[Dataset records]
•••••
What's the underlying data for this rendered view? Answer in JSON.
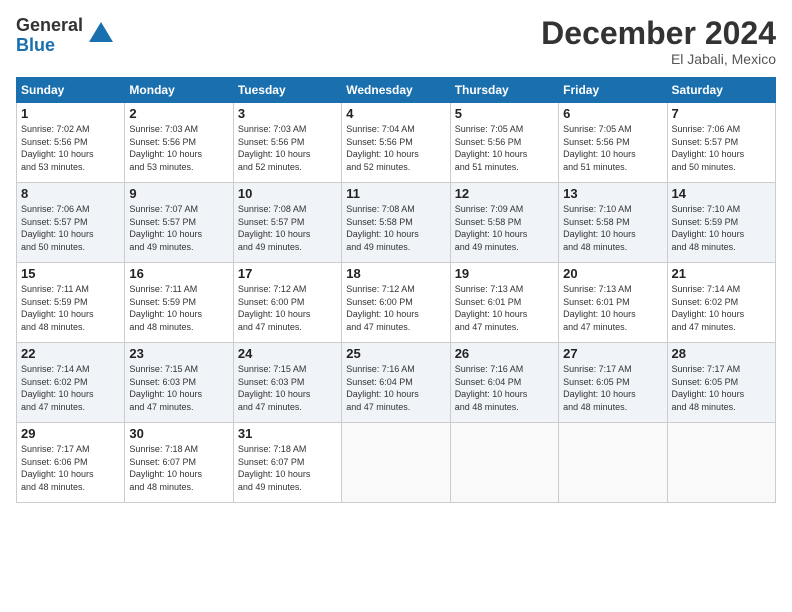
{
  "logo": {
    "general": "General",
    "blue": "Blue"
  },
  "title": "December 2024",
  "location": "El Jabali, Mexico",
  "days_header": [
    "Sunday",
    "Monday",
    "Tuesday",
    "Wednesday",
    "Thursday",
    "Friday",
    "Saturday"
  ],
  "weeks": [
    [
      {
        "day": "1",
        "sunrise": "7:02 AM",
        "sunset": "5:56 PM",
        "daylight": "10 hours and 53 minutes."
      },
      {
        "day": "2",
        "sunrise": "7:03 AM",
        "sunset": "5:56 PM",
        "daylight": "10 hours and 53 minutes."
      },
      {
        "day": "3",
        "sunrise": "7:03 AM",
        "sunset": "5:56 PM",
        "daylight": "10 hours and 52 minutes."
      },
      {
        "day": "4",
        "sunrise": "7:04 AM",
        "sunset": "5:56 PM",
        "daylight": "10 hours and 52 minutes."
      },
      {
        "day": "5",
        "sunrise": "7:05 AM",
        "sunset": "5:56 PM",
        "daylight": "10 hours and 51 minutes."
      },
      {
        "day": "6",
        "sunrise": "7:05 AM",
        "sunset": "5:56 PM",
        "daylight": "10 hours and 51 minutes."
      },
      {
        "day": "7",
        "sunrise": "7:06 AM",
        "sunset": "5:57 PM",
        "daylight": "10 hours and 50 minutes."
      }
    ],
    [
      {
        "day": "8",
        "sunrise": "7:06 AM",
        "sunset": "5:57 PM",
        "daylight": "10 hours and 50 minutes."
      },
      {
        "day": "9",
        "sunrise": "7:07 AM",
        "sunset": "5:57 PM",
        "daylight": "10 hours and 49 minutes."
      },
      {
        "day": "10",
        "sunrise": "7:08 AM",
        "sunset": "5:57 PM",
        "daylight": "10 hours and 49 minutes."
      },
      {
        "day": "11",
        "sunrise": "7:08 AM",
        "sunset": "5:58 PM",
        "daylight": "10 hours and 49 minutes."
      },
      {
        "day": "12",
        "sunrise": "7:09 AM",
        "sunset": "5:58 PM",
        "daylight": "10 hours and 49 minutes."
      },
      {
        "day": "13",
        "sunrise": "7:10 AM",
        "sunset": "5:58 PM",
        "daylight": "10 hours and 48 minutes."
      },
      {
        "day": "14",
        "sunrise": "7:10 AM",
        "sunset": "5:59 PM",
        "daylight": "10 hours and 48 minutes."
      }
    ],
    [
      {
        "day": "15",
        "sunrise": "7:11 AM",
        "sunset": "5:59 PM",
        "daylight": "10 hours and 48 minutes."
      },
      {
        "day": "16",
        "sunrise": "7:11 AM",
        "sunset": "5:59 PM",
        "daylight": "10 hours and 48 minutes."
      },
      {
        "day": "17",
        "sunrise": "7:12 AM",
        "sunset": "6:00 PM",
        "daylight": "10 hours and 47 minutes."
      },
      {
        "day": "18",
        "sunrise": "7:12 AM",
        "sunset": "6:00 PM",
        "daylight": "10 hours and 47 minutes."
      },
      {
        "day": "19",
        "sunrise": "7:13 AM",
        "sunset": "6:01 PM",
        "daylight": "10 hours and 47 minutes."
      },
      {
        "day": "20",
        "sunrise": "7:13 AM",
        "sunset": "6:01 PM",
        "daylight": "10 hours and 47 minutes."
      },
      {
        "day": "21",
        "sunrise": "7:14 AM",
        "sunset": "6:02 PM",
        "daylight": "10 hours and 47 minutes."
      }
    ],
    [
      {
        "day": "22",
        "sunrise": "7:14 AM",
        "sunset": "6:02 PM",
        "daylight": "10 hours and 47 minutes."
      },
      {
        "day": "23",
        "sunrise": "7:15 AM",
        "sunset": "6:03 PM",
        "daylight": "10 hours and 47 minutes."
      },
      {
        "day": "24",
        "sunrise": "7:15 AM",
        "sunset": "6:03 PM",
        "daylight": "10 hours and 47 minutes."
      },
      {
        "day": "25",
        "sunrise": "7:16 AM",
        "sunset": "6:04 PM",
        "daylight": "10 hours and 47 minutes."
      },
      {
        "day": "26",
        "sunrise": "7:16 AM",
        "sunset": "6:04 PM",
        "daylight": "10 hours and 48 minutes."
      },
      {
        "day": "27",
        "sunrise": "7:17 AM",
        "sunset": "6:05 PM",
        "daylight": "10 hours and 48 minutes."
      },
      {
        "day": "28",
        "sunrise": "7:17 AM",
        "sunset": "6:05 PM",
        "daylight": "10 hours and 48 minutes."
      }
    ],
    [
      {
        "day": "29",
        "sunrise": "7:17 AM",
        "sunset": "6:06 PM",
        "daylight": "10 hours and 48 minutes."
      },
      {
        "day": "30",
        "sunrise": "7:18 AM",
        "sunset": "6:07 PM",
        "daylight": "10 hours and 48 minutes."
      },
      {
        "day": "31",
        "sunrise": "7:18 AM",
        "sunset": "6:07 PM",
        "daylight": "10 hours and 49 minutes."
      },
      null,
      null,
      null,
      null
    ]
  ],
  "labels": {
    "sunrise": "Sunrise:",
    "sunset": "Sunset:",
    "daylight": "Daylight:"
  }
}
•••••
*TASK REQUIREMENTS*.
Output every entry verbatim. Pictures do not belong in the copy.

*FINAL RESULT*.
What's the underlying data for this rendered view? Answer in JSON.
{
  "logo": {
    "general": "General",
    "blue": "Blue"
  },
  "title": "December 2024",
  "location": "El Jabali, Mexico",
  "days_header": [
    "Sunday",
    "Monday",
    "Tuesday",
    "Wednesday",
    "Thursday",
    "Friday",
    "Saturday"
  ],
  "weeks": [
    [
      {
        "day": "1",
        "sunrise": "7:02 AM",
        "sunset": "5:56 PM",
        "daylight": "10 hours and 53 minutes."
      },
      {
        "day": "2",
        "sunrise": "7:03 AM",
        "sunset": "5:56 PM",
        "daylight": "10 hours and 53 minutes."
      },
      {
        "day": "3",
        "sunrise": "7:03 AM",
        "sunset": "5:56 PM",
        "daylight": "10 hours and 52 minutes."
      },
      {
        "day": "4",
        "sunrise": "7:04 AM",
        "sunset": "5:56 PM",
        "daylight": "10 hours and 52 minutes."
      },
      {
        "day": "5",
        "sunrise": "7:05 AM",
        "sunset": "5:56 PM",
        "daylight": "10 hours and 51 minutes."
      },
      {
        "day": "6",
        "sunrise": "7:05 AM",
        "sunset": "5:56 PM",
        "daylight": "10 hours and 51 minutes."
      },
      {
        "day": "7",
        "sunrise": "7:06 AM",
        "sunset": "5:57 PM",
        "daylight": "10 hours and 50 minutes."
      }
    ],
    [
      {
        "day": "8",
        "sunrise": "7:06 AM",
        "sunset": "5:57 PM",
        "daylight": "10 hours and 50 minutes."
      },
      {
        "day": "9",
        "sunrise": "7:07 AM",
        "sunset": "5:57 PM",
        "daylight": "10 hours and 49 minutes."
      },
      {
        "day": "10",
        "sunrise": "7:08 AM",
        "sunset": "5:57 PM",
        "daylight": "10 hours and 49 minutes."
      },
      {
        "day": "11",
        "sunrise": "7:08 AM",
        "sunset": "5:58 PM",
        "daylight": "10 hours and 49 minutes."
      },
      {
        "day": "12",
        "sunrise": "7:09 AM",
        "sunset": "5:58 PM",
        "daylight": "10 hours and 49 minutes."
      },
      {
        "day": "13",
        "sunrise": "7:10 AM",
        "sunset": "5:58 PM",
        "daylight": "10 hours and 48 minutes."
      },
      {
        "day": "14",
        "sunrise": "7:10 AM",
        "sunset": "5:59 PM",
        "daylight": "10 hours and 48 minutes."
      }
    ],
    [
      {
        "day": "15",
        "sunrise": "7:11 AM",
        "sunset": "5:59 PM",
        "daylight": "10 hours and 48 minutes."
      },
      {
        "day": "16",
        "sunrise": "7:11 AM",
        "sunset": "5:59 PM",
        "daylight": "10 hours and 48 minutes."
      },
      {
        "day": "17",
        "sunrise": "7:12 AM",
        "sunset": "6:00 PM",
        "daylight": "10 hours and 47 minutes."
      },
      {
        "day": "18",
        "sunrise": "7:12 AM",
        "sunset": "6:00 PM",
        "daylight": "10 hours and 47 minutes."
      },
      {
        "day": "19",
        "sunrise": "7:13 AM",
        "sunset": "6:01 PM",
        "daylight": "10 hours and 47 minutes."
      },
      {
        "day": "20",
        "sunrise": "7:13 AM",
        "sunset": "6:01 PM",
        "daylight": "10 hours and 47 minutes."
      },
      {
        "day": "21",
        "sunrise": "7:14 AM",
        "sunset": "6:02 PM",
        "daylight": "10 hours and 47 minutes."
      }
    ],
    [
      {
        "day": "22",
        "sunrise": "7:14 AM",
        "sunset": "6:02 PM",
        "daylight": "10 hours and 47 minutes."
      },
      {
        "day": "23",
        "sunrise": "7:15 AM",
        "sunset": "6:03 PM",
        "daylight": "10 hours and 47 minutes."
      },
      {
        "day": "24",
        "sunrise": "7:15 AM",
        "sunset": "6:03 PM",
        "daylight": "10 hours and 47 minutes."
      },
      {
        "day": "25",
        "sunrise": "7:16 AM",
        "sunset": "6:04 PM",
        "daylight": "10 hours and 47 minutes."
      },
      {
        "day": "26",
        "sunrise": "7:16 AM",
        "sunset": "6:04 PM",
        "daylight": "10 hours and 48 minutes."
      },
      {
        "day": "27",
        "sunrise": "7:17 AM",
        "sunset": "6:05 PM",
        "daylight": "10 hours and 48 minutes."
      },
      {
        "day": "28",
        "sunrise": "7:17 AM",
        "sunset": "6:05 PM",
        "daylight": "10 hours and 48 minutes."
      }
    ],
    [
      {
        "day": "29",
        "sunrise": "7:17 AM",
        "sunset": "6:06 PM",
        "daylight": "10 hours and 48 minutes."
      },
      {
        "day": "30",
        "sunrise": "7:18 AM",
        "sunset": "6:07 PM",
        "daylight": "10 hours and 48 minutes."
      },
      {
        "day": "31",
        "sunrise": "7:18 AM",
        "sunset": "6:07 PM",
        "daylight": "10 hours and 49 minutes."
      },
      null,
      null,
      null,
      null
    ]
  ],
  "labels": {
    "sunrise": "Sunrise:",
    "sunset": "Sunset:",
    "daylight": "Daylight:"
  }
}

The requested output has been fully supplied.